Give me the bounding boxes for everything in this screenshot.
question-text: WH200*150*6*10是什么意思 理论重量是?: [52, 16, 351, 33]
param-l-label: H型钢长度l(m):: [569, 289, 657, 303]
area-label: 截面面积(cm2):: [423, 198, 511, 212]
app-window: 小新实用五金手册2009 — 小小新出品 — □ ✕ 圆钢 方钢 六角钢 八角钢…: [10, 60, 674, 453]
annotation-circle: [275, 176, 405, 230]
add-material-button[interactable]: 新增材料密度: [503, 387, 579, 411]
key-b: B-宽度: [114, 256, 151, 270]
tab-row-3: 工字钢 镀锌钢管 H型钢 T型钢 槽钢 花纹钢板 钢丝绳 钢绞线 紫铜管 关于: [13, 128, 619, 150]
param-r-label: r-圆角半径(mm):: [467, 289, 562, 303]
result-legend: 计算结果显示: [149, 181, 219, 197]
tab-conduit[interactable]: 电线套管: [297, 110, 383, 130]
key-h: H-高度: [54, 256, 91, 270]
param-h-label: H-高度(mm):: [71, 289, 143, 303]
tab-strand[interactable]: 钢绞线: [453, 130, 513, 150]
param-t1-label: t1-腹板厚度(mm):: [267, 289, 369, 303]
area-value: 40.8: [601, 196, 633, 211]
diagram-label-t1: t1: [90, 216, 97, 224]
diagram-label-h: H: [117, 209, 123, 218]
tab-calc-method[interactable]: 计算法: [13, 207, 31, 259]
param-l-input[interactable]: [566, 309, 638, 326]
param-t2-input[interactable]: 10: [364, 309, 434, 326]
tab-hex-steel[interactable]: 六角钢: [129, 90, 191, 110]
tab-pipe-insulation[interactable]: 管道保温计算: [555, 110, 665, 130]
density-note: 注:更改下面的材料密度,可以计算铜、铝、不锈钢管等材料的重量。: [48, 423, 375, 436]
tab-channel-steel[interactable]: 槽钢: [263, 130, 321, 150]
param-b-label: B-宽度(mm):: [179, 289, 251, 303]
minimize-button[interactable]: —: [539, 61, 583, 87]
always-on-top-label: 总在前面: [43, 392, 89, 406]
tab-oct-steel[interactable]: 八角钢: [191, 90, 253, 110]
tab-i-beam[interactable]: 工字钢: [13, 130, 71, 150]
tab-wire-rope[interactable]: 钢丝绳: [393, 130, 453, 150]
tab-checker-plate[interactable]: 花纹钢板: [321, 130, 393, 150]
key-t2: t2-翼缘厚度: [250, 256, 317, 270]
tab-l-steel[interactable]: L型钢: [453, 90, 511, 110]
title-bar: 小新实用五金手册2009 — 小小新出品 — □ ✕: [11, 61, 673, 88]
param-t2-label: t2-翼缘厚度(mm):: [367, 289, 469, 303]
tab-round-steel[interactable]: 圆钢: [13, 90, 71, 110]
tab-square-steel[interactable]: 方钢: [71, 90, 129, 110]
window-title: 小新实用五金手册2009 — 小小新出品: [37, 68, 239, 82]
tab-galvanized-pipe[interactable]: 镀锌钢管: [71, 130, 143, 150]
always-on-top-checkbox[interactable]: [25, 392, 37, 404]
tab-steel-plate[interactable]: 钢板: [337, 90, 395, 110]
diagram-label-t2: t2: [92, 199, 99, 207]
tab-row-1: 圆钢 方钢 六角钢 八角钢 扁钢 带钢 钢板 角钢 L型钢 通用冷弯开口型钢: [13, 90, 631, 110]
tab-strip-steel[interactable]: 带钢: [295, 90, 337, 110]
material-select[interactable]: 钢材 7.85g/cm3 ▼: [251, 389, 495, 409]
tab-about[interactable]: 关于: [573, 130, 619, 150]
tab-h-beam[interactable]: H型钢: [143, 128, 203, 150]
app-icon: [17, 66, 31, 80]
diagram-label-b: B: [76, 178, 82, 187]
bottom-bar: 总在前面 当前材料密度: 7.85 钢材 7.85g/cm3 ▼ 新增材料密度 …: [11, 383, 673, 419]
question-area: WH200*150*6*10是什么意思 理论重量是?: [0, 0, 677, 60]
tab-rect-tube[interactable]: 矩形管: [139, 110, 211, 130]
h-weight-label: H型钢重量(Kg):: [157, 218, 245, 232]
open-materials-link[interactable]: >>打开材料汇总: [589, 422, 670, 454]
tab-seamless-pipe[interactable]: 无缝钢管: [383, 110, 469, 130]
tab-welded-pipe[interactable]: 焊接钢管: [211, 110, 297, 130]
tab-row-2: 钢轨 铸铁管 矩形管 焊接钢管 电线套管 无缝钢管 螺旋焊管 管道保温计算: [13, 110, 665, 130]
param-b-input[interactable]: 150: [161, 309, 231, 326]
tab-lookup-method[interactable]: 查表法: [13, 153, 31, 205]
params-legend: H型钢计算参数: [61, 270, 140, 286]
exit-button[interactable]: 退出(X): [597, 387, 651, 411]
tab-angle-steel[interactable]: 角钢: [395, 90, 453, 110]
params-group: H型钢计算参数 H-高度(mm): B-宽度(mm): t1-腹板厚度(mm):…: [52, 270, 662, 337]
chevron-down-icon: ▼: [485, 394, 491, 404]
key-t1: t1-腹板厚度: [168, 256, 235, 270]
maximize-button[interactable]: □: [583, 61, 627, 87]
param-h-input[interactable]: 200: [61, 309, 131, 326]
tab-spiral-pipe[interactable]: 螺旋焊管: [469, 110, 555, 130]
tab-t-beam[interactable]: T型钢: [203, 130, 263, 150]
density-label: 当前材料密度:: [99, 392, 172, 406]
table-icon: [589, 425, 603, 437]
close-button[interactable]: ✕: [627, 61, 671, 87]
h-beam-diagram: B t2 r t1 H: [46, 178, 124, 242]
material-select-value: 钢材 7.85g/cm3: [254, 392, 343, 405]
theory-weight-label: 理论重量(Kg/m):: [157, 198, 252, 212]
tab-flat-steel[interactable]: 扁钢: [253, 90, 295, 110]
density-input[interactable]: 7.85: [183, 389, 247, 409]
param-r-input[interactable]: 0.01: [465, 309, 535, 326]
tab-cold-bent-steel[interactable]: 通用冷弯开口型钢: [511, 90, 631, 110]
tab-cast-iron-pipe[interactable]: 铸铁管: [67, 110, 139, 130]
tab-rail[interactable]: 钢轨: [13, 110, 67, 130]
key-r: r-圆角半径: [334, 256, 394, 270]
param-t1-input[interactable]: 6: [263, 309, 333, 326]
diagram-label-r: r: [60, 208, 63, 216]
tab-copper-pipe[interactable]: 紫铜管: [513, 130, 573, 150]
□ □ □ □ □
# Short task
Extract every line of the records above and copy each one unchanged.

# Result
Give me the bounding boxes for everything in this screenshot.
question-text: WH200*150*6*10是什么意思 理论重量是?: [52, 16, 351, 33]
param-l-label: H型钢长度l(m):: [569, 289, 657, 303]
area-label: 截面面积(cm2):: [423, 198, 511, 212]
app-window: 小新实用五金手册2009 — 小小新出品 — □ ✕ 圆钢 方钢 六角钢 八角钢…: [10, 60, 674, 453]
annotation-circle: [275, 176, 405, 230]
add-material-button[interactable]: 新增材料密度: [503, 387, 579, 411]
key-b: B-宽度: [114, 256, 151, 270]
tab-row-3: 工字钢 镀锌钢管 H型钢 T型钢 槽钢 花纹钢板 钢丝绳 钢绞线 紫铜管 关于: [13, 128, 619, 150]
param-r-label: r-圆角半径(mm):: [467, 289, 562, 303]
result-legend: 计算结果显示: [149, 181, 219, 197]
tab-conduit[interactable]: 电线套管: [297, 110, 383, 130]
key-h: H-高度: [54, 256, 91, 270]
param-h-label: H-高度(mm):: [71, 289, 143, 303]
tab-strand[interactable]: 钢绞线: [453, 130, 513, 150]
param-t1-label: t1-腹板厚度(mm):: [267, 289, 369, 303]
area-value: 40.8: [601, 196, 633, 211]
diagram-label-t1: t1: [90, 216, 97, 224]
diagram-label-h: H: [117, 209, 123, 218]
tab-calc-method[interactable]: 计算法: [13, 207, 31, 259]
param-l-input[interactable]: [566, 309, 638, 326]
param-t2-input[interactable]: 10: [364, 309, 434, 326]
tab-hex-steel[interactable]: 六角钢: [129, 90, 191, 110]
tab-pipe-insulation[interactable]: 管道保温计算: [555, 110, 665, 130]
density-note: 注:更改下面的材料密度,可以计算铜、铝、不锈钢管等材料的重量。: [48, 423, 375, 436]
tab-channel-steel[interactable]: 槽钢: [263, 130, 321, 150]
param-b-label: B-宽度(mm):: [179, 289, 251, 303]
minimize-button[interactable]: —: [539, 61, 583, 87]
always-on-top-label: 总在前面: [43, 392, 89, 406]
tab-oct-steel[interactable]: 八角钢: [191, 90, 253, 110]
tab-i-beam[interactable]: 工字钢: [13, 130, 71, 150]
tab-wire-rope[interactable]: 钢丝绳: [393, 130, 453, 150]
tab-checker-plate[interactable]: 花纹钢板: [321, 130, 393, 150]
key-t2: t2-翼缘厚度: [250, 256, 317, 270]
tab-l-steel[interactable]: L型钢: [453, 90, 511, 110]
title-bar: 小新实用五金手册2009 — 小小新出品 — □ ✕: [11, 61, 673, 88]
param-t2-label: t2-翼缘厚度(mm):: [367, 289, 469, 303]
tab-round-steel[interactable]: 圆钢: [13, 90, 71, 110]
tab-square-steel[interactable]: 方钢: [71, 90, 129, 110]
window-title: 小新实用五金手册2009 — 小小新出品: [37, 68, 239, 82]
tab-galvanized-pipe[interactable]: 镀锌钢管: [71, 130, 143, 150]
always-on-top-checkbox[interactable]: [25, 392, 37, 404]
tab-steel-plate[interactable]: 钢板: [337, 90, 395, 110]
diagram-label-t2: t2: [92, 199, 99, 207]
tab-row-1: 圆钢 方钢 六角钢 八角钢 扁钢 带钢 钢板 角钢 L型钢 通用冷弯开口型钢: [13, 90, 631, 110]
tab-strip-steel[interactable]: 带钢: [295, 90, 337, 110]
material-select[interactable]: 钢材 7.85g/cm3 ▼: [251, 389, 495, 409]
tab-about[interactable]: 关于: [573, 130, 619, 150]
tab-h-beam[interactable]: H型钢: [143, 128, 203, 150]
app-icon: [17, 66, 31, 80]
diagram-label-b: B: [76, 178, 82, 187]
bottom-bar: 总在前面 当前材料密度: 7.85 钢材 7.85g/cm3 ▼ 新增材料密度 …: [11, 383, 673, 419]
question-area: WH200*150*6*10是什么意思 理论重量是?: [0, 0, 677, 60]
tab-rect-tube[interactable]: 矩形管: [139, 110, 211, 130]
h-weight-label: H型钢重量(Kg):: [157, 218, 245, 232]
open-materials-link[interactable]: >>打开材料汇总: [589, 422, 670, 454]
tab-seamless-pipe[interactable]: 无缝钢管: [383, 110, 469, 130]
tab-welded-pipe[interactable]: 焊接钢管: [211, 110, 297, 130]
tab-row-2: 钢轨 铸铁管 矩形管 焊接钢管 电线套管 无缝钢管 螺旋焊管 管道保温计算: [13, 110, 665, 130]
param-b-input[interactable]: 150: [161, 309, 231, 326]
tab-lookup-method[interactable]: 查表法: [13, 153, 31, 205]
params-legend: H型钢计算参数: [61, 270, 140, 286]
exit-button[interactable]: 退出(X): [597, 387, 651, 411]
tab-angle-steel[interactable]: 角钢: [395, 90, 453, 110]
params-group: H型钢计算参数 H-高度(mm): B-宽度(mm): t1-腹板厚度(mm):…: [52, 270, 662, 337]
chevron-down-icon: ▼: [485, 394, 491, 404]
key-t1: t1-腹板厚度: [168, 256, 235, 270]
maximize-button[interactable]: □: [583, 61, 627, 87]
param-h-input[interactable]: 200: [61, 309, 131, 326]
tab-spiral-pipe[interactable]: 螺旋焊管: [469, 110, 555, 130]
tab-t-beam[interactable]: T型钢: [203, 130, 263, 150]
density-label: 当前材料密度:: [99, 392, 172, 406]
table-icon: [589, 425, 603, 437]
close-button[interactable]: ✕: [627, 61, 671, 87]
h-beam-diagram: B t2 r t1 H: [46, 178, 124, 242]
material-select-value: 钢材 7.85g/cm3: [254, 392, 343, 405]
theory-weight-label: 理论重量(Kg/m):: [157, 198, 252, 212]
tab-flat-steel[interactable]: 扁钢: [253, 90, 295, 110]
density-input[interactable]: 7.85: [183, 389, 247, 409]
param-r-input[interactable]: 0.01: [465, 309, 535, 326]
tab-cold-bent-steel[interactable]: 通用冷弯开口型钢: [511, 90, 631, 110]
tab-cast-iron-pipe[interactable]: 铸铁管: [67, 110, 139, 130]
tab-rail[interactable]: 钢轨: [13, 110, 67, 130]
key-r: r-圆角半径: [334, 256, 394, 270]
param-t1-input[interactable]: 6: [263, 309, 333, 326]
diagram-label-r: r: [60, 208, 63, 216]
tab-copper-pipe[interactable]: 紫铜管: [513, 130, 573, 150]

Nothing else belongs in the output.